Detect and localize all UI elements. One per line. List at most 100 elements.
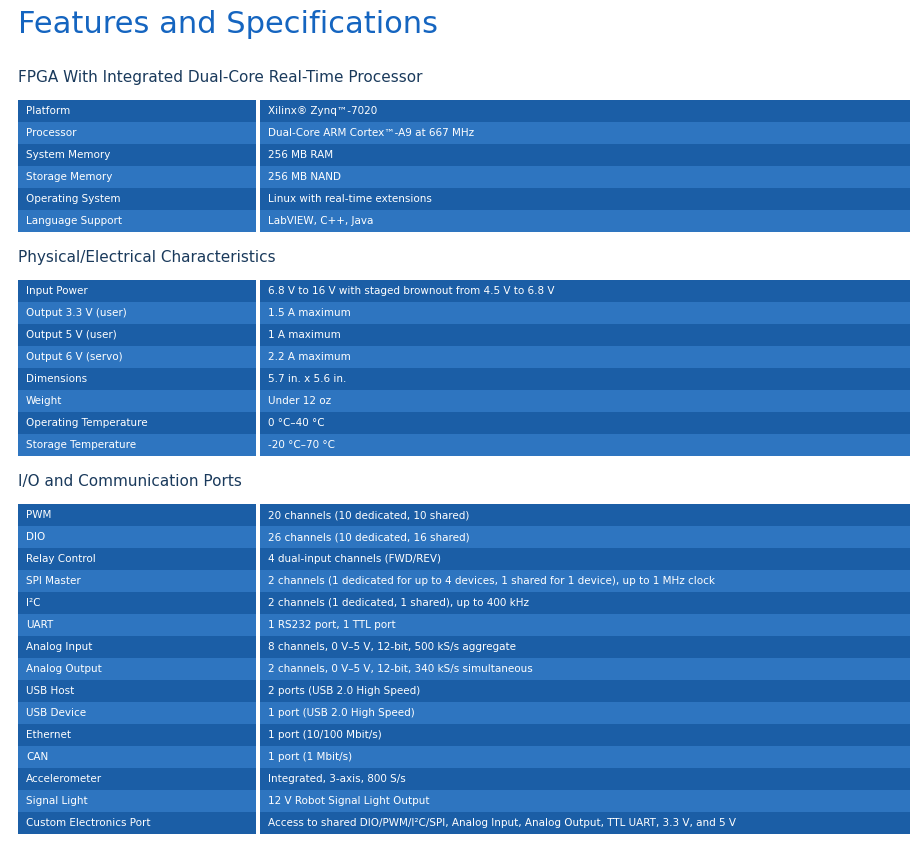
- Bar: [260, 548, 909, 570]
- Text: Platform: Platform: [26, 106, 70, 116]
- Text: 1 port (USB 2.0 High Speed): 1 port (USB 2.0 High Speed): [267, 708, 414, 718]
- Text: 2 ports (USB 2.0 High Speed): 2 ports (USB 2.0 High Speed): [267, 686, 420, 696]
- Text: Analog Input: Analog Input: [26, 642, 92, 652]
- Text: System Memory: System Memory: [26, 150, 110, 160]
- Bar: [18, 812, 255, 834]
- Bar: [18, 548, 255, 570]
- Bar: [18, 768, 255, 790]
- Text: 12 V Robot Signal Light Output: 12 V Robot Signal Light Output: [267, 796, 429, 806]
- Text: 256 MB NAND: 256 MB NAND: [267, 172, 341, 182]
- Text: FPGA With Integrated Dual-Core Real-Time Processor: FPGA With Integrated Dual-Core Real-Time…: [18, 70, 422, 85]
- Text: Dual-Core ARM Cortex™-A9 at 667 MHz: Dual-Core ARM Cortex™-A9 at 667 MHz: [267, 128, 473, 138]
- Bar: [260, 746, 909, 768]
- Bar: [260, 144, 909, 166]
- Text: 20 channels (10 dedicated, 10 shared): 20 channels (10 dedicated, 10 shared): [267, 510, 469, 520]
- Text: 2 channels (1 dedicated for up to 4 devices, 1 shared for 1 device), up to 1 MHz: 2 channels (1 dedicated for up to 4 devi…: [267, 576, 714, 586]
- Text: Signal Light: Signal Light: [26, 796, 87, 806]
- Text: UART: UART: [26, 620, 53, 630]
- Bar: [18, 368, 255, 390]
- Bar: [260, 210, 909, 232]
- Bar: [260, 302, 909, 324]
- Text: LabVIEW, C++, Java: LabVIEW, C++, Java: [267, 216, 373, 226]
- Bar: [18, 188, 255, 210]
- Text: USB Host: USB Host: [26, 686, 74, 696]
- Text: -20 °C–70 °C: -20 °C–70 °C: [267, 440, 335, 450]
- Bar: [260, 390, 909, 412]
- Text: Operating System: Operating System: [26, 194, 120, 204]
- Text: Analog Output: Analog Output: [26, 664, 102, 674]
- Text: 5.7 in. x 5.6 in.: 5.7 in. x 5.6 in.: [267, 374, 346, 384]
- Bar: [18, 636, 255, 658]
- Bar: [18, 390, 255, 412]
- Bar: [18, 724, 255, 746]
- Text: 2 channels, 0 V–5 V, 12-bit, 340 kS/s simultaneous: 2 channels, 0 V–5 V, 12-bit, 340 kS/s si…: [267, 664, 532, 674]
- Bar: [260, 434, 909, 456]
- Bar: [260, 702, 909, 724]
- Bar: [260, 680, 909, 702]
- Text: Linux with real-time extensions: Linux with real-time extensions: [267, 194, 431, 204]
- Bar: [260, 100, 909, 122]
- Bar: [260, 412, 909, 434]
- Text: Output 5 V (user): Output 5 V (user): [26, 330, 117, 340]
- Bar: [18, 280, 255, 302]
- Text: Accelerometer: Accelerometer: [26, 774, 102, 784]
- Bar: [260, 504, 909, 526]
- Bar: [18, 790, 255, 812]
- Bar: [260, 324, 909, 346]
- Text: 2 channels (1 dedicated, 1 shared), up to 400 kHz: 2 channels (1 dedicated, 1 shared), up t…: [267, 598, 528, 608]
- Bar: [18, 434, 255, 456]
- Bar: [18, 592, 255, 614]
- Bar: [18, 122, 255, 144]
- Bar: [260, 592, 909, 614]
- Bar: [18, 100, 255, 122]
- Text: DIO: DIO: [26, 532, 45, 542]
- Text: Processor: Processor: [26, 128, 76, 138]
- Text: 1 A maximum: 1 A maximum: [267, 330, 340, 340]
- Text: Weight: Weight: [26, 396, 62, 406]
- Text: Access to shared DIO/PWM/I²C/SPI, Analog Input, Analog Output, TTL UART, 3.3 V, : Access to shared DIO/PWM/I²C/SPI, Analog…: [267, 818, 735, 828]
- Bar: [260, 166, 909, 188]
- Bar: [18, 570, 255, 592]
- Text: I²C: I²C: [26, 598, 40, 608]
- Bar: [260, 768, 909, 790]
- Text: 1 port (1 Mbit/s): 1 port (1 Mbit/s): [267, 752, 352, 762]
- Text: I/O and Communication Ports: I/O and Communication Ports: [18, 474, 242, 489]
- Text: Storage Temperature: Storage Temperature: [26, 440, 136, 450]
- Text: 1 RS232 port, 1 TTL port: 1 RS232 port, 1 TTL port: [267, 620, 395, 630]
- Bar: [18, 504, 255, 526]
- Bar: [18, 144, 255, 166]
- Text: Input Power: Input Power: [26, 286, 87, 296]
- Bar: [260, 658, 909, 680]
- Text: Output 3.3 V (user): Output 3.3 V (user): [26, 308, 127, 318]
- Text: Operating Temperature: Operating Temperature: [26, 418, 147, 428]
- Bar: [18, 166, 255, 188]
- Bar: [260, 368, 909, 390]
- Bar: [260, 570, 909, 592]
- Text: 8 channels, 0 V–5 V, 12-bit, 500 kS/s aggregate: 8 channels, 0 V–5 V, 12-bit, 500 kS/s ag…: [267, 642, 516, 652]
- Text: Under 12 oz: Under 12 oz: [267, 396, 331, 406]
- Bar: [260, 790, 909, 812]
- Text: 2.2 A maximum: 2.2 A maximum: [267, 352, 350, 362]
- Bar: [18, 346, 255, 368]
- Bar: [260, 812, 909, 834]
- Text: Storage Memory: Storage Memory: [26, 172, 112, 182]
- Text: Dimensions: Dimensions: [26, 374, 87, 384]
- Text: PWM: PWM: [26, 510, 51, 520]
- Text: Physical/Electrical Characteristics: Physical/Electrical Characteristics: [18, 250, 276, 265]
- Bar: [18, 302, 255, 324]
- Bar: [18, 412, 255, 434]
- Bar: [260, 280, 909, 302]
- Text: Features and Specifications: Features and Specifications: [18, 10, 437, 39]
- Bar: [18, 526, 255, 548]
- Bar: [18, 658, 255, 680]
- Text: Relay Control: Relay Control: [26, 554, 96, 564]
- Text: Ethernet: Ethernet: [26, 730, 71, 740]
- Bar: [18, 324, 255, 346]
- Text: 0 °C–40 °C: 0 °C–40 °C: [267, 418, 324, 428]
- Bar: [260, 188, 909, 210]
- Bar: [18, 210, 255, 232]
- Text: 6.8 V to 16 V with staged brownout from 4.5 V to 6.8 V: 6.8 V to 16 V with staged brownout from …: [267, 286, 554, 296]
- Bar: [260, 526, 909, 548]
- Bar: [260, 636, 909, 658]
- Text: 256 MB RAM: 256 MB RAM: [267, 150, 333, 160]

==========

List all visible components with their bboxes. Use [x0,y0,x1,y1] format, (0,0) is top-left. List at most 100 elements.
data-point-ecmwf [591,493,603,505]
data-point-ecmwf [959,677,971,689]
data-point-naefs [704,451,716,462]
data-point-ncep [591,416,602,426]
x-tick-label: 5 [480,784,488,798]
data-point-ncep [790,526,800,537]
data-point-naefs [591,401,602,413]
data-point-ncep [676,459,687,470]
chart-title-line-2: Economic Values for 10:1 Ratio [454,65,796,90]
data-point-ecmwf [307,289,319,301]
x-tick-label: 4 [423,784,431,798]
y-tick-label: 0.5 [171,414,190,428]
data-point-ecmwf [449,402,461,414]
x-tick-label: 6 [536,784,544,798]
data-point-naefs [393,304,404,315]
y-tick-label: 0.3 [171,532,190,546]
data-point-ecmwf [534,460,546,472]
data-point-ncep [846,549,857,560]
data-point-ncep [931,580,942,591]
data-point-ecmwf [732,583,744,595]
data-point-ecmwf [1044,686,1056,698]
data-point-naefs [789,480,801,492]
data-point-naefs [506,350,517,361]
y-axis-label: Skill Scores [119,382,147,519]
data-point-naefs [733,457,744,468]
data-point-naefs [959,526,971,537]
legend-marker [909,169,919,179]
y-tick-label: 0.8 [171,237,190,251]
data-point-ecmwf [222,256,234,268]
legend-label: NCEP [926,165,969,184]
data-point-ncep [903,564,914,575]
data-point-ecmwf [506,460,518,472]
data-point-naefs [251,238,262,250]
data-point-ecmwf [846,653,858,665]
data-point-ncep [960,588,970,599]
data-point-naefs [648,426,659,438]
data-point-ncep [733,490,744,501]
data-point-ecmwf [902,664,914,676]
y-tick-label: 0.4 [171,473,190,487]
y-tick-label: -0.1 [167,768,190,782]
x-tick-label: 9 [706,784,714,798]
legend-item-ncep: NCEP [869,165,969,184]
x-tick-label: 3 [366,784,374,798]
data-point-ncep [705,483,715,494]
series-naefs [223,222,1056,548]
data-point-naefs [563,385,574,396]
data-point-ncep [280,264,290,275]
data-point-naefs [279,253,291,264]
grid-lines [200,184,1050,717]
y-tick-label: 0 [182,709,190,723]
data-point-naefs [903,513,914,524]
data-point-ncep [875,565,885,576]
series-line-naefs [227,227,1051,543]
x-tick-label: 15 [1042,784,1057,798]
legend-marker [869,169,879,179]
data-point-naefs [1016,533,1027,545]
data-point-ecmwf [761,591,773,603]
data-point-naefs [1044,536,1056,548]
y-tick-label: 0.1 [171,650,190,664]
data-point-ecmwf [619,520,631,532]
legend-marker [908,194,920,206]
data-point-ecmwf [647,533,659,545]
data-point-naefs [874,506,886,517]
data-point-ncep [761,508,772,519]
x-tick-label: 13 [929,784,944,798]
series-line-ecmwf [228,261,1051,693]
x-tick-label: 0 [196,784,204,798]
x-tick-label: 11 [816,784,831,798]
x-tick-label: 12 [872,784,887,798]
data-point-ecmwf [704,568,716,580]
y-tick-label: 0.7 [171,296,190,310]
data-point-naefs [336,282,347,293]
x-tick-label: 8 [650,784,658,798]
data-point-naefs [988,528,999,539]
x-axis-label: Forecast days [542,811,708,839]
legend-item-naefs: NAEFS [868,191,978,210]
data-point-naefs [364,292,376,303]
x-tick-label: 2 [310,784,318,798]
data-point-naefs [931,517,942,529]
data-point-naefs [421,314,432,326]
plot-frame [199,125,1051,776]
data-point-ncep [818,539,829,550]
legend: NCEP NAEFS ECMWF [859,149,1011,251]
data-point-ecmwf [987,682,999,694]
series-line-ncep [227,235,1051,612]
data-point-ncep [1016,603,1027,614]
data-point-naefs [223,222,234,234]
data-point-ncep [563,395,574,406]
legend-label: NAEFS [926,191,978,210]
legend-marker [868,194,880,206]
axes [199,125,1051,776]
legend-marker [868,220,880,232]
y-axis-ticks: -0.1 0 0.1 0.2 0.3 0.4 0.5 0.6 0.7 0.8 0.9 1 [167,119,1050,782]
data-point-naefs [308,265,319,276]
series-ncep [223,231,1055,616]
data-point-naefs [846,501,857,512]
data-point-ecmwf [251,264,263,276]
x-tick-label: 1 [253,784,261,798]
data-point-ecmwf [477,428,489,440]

==========

[EXERCISE DIRECTIONS]:
Please set out as a numbered list the lines from the one containing "List all visible" through the one containing "data-point-naefs [903,513,914,524]", with any blank lines left out.

[TASK OUTPUT]:
1. List all visible components with their bboxes. Use [x0,y0,x1,y1] format, (0,0) is top-left. List at most 100 elements.
2. data-point-ecmwf [591,493,603,505]
3. data-point-ecmwf [959,677,971,689]
4. data-point-naefs [704,451,716,462]
5. data-point-ncep [591,416,602,426]
6. x-tick-label: 5 [480,784,488,798]
7. data-point-ncep [790,526,800,537]
8. data-point-naefs [591,401,602,413]
9. data-point-ncep [676,459,687,470]
10. chart-title-line-2: Economic Values for 10:1 Ratio [454,65,796,90]
11. data-point-ecmwf [307,289,319,301]
12. x-tick-label: 4 [423,784,431,798]
13. y-tick-label: 0.5 [171,414,190,428]
14. data-point-ecmwf [449,402,461,414]
15. x-tick-label: 6 [536,784,544,798]
16. data-point-naefs [393,304,404,315]
17. y-tick-label: 0.3 [171,532,190,546]
18. data-point-ecmwf [534,460,546,472]
19. data-point-ncep [846,549,857,560]
20. data-point-ncep [931,580,942,591]
21. data-point-ecmwf [732,583,744,595]
22. data-point-ecmwf [1044,686,1056,698]
23. data-point-naefs [789,480,801,492]
24. data-point-naefs [506,350,517,361]
25. y-axis-label: Skill Scores [119,382,147,519]
26. data-point-naefs [733,457,744,468]
27. data-point-naefs [959,526,971,537]
28. legend-marker [909,169,919,179]
29. y-tick-label: 0.8 [171,237,190,251]
30. data-point-ecmwf [222,256,234,268]
31. legend-label: NCEP [926,165,969,184]
32. data-point-ncep [903,564,914,575]
33. data-point-ecmwf [506,460,518,472]
34. data-point-naefs [251,238,262,250]
35. data-point-ecmwf [846,653,858,665]
36. data-point-ncep [960,588,970,599]
37. data-point-naefs [648,426,659,438]
38. data-point-ncep [733,490,744,501]
39. data-point-ecmwf [902,664,914,676]
40. y-tick-label: 0.4 [171,473,190,487]
41. y-tick-label: -0.1 [167,768,190,782]
42. x-tick-label: 9 [706,784,714,798]
43. legend-item-ncep: NCEP [869,165,969,184]
44. x-tick-label: 3 [366,784,374,798]
45. data-point-ncep [705,483,715,494]
46. series-naefs [223,222,1056,548]
47. data-point-naefs [563,385,574,396]
48. data-point-ncep [280,264,290,275]
49. data-point-naefs [279,253,291,264]
50. grid-lines [200,184,1050,717]
51. y-tick-label: 0 [182,709,190,723]
52. data-point-naefs [903,513,914,524]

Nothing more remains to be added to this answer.